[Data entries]
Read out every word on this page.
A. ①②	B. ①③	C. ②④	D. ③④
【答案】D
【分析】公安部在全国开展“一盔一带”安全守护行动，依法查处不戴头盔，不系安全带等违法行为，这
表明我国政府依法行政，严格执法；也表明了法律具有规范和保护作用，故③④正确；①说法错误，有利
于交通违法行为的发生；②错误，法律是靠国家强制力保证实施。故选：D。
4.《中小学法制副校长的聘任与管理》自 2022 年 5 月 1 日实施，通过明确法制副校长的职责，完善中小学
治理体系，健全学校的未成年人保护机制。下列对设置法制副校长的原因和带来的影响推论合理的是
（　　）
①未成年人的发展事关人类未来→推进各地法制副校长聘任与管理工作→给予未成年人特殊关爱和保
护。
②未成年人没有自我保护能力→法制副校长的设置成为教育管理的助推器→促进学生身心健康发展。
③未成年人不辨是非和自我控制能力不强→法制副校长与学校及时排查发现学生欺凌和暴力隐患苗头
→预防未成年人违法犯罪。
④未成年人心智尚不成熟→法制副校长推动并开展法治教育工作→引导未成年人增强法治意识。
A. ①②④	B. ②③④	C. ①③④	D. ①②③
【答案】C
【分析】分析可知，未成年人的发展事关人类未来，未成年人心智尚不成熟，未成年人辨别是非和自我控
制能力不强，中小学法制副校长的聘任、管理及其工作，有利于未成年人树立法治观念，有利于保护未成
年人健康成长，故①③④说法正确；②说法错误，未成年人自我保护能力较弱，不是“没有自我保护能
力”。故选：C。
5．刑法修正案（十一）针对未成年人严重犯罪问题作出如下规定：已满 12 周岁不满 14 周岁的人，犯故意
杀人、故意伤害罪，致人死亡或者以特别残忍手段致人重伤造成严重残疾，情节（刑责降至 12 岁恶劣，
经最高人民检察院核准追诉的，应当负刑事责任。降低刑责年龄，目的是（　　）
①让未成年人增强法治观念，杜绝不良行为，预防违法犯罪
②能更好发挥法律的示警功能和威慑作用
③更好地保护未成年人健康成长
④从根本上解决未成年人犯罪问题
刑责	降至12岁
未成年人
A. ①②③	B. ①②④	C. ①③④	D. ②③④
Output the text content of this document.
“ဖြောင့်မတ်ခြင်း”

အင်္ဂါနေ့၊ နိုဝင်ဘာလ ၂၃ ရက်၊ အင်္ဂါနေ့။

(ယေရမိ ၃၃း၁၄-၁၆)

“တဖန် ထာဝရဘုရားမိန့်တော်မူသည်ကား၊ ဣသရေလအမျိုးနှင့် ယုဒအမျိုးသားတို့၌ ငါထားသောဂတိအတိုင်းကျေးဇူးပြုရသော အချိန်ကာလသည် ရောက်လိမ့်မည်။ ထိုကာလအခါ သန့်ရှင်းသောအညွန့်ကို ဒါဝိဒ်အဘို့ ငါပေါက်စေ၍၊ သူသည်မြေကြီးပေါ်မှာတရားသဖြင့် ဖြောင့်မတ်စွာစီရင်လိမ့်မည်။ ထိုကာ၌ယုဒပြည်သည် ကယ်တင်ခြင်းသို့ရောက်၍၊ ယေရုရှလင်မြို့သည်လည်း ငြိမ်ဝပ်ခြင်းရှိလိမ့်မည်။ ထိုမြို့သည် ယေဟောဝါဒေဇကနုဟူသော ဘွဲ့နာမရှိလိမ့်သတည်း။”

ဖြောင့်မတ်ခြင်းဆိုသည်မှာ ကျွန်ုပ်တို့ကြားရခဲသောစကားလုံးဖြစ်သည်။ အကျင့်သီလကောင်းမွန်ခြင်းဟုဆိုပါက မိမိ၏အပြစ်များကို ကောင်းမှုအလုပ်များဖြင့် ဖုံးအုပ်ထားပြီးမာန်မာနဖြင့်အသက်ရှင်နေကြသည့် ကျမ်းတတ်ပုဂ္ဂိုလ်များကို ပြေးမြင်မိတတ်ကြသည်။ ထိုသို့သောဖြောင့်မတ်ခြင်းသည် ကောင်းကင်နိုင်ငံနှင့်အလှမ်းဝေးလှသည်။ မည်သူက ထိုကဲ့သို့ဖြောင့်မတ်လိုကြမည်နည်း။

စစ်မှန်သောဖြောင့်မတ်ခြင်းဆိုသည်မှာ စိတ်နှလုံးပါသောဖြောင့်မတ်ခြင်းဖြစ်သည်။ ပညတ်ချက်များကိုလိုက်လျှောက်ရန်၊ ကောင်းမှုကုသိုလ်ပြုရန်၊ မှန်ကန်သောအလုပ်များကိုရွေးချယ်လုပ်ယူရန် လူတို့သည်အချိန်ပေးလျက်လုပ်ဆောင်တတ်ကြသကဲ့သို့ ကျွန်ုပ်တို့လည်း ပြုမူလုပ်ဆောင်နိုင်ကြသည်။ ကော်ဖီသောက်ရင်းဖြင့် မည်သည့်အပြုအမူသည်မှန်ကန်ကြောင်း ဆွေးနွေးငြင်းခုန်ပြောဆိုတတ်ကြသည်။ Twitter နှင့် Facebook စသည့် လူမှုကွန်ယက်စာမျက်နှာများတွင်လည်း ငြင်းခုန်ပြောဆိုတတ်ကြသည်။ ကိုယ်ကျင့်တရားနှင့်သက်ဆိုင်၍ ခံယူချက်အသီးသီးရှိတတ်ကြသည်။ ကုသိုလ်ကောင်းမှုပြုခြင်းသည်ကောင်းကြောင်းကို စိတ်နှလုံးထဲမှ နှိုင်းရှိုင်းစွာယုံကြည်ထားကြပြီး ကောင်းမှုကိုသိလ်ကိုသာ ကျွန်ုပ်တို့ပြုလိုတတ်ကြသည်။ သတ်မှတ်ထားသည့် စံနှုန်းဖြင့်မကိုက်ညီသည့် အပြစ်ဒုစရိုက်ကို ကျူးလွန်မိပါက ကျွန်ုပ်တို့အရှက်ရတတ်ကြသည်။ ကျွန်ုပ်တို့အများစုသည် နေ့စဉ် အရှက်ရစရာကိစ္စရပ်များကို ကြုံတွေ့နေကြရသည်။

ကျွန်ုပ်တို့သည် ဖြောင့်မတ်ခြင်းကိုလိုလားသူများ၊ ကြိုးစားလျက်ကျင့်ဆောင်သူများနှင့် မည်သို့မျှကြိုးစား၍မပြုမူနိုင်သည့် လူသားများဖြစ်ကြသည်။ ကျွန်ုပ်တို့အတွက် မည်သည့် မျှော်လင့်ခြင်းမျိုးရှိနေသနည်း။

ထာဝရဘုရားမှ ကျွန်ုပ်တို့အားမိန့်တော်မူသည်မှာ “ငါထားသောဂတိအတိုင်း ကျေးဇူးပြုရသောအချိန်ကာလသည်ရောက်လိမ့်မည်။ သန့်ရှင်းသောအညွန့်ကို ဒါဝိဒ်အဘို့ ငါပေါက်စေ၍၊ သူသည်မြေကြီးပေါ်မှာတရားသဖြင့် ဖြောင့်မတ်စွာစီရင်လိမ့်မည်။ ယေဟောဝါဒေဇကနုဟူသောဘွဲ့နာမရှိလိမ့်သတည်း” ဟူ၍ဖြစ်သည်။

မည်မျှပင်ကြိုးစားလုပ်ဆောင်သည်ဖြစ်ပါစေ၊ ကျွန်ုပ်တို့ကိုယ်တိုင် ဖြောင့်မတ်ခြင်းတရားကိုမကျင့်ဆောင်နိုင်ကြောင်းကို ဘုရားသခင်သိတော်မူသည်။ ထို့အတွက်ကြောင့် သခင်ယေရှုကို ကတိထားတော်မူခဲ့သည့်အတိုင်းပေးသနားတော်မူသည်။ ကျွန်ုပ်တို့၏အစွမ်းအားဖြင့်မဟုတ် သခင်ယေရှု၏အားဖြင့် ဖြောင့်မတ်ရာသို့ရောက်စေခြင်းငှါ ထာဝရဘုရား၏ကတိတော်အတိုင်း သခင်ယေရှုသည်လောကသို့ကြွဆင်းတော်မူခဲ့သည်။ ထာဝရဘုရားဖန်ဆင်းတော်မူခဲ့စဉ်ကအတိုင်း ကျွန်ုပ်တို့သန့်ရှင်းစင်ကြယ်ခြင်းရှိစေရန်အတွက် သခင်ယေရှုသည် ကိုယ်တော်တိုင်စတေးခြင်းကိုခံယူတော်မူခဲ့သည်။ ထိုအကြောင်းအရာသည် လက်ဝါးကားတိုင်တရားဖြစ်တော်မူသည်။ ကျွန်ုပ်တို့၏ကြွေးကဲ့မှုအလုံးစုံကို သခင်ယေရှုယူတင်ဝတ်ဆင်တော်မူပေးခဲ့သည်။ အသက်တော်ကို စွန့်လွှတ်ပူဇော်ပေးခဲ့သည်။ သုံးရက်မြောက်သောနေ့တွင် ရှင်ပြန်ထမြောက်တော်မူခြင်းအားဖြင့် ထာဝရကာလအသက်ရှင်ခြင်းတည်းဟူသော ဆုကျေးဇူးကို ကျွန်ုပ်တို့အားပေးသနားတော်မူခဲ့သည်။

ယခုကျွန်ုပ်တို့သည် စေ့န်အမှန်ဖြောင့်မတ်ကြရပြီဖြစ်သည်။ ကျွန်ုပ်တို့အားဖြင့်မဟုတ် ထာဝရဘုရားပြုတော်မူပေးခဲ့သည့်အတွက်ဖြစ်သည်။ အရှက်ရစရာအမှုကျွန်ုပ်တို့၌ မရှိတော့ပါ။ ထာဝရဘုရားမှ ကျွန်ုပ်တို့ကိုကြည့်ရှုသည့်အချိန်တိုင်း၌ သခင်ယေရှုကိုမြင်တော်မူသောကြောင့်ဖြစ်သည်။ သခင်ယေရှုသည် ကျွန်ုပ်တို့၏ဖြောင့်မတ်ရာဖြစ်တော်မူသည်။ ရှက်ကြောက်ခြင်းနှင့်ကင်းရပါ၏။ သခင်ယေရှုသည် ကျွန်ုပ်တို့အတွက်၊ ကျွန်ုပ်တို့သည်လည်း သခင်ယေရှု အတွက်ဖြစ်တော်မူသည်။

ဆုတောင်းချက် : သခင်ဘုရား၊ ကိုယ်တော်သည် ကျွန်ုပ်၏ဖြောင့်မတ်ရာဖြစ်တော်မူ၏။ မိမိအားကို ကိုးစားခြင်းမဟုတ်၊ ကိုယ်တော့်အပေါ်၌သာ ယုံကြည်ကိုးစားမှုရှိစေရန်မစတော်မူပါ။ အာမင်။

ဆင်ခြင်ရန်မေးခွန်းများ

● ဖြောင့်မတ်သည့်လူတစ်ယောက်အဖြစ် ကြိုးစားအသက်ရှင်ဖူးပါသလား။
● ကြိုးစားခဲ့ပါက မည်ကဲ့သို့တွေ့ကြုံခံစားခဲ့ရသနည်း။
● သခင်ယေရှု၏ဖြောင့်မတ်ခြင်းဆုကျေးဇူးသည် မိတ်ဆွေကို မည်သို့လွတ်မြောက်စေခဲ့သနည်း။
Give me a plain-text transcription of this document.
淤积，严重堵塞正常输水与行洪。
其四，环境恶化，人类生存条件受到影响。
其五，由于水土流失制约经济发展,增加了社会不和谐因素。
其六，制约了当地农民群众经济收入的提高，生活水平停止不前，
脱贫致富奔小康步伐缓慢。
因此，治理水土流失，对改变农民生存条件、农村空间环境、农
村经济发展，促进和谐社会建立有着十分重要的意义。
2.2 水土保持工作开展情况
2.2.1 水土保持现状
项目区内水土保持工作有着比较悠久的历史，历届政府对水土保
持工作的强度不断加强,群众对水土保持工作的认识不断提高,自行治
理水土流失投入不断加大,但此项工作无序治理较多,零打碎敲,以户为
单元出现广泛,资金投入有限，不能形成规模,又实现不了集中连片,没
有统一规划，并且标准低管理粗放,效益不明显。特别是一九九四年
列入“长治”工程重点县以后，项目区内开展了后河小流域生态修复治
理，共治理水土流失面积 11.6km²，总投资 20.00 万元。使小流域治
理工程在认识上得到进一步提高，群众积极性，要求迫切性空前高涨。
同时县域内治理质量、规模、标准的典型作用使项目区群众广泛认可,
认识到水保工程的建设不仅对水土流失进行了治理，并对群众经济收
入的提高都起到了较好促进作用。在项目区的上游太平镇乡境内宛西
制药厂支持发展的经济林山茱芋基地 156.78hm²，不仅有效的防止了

**Given exercise:**
Identify all lines where the word "text" shows up. Copy them.

**Solution to this problem:**
Output the text content of this document.
Give me a plain-text transcription of this document.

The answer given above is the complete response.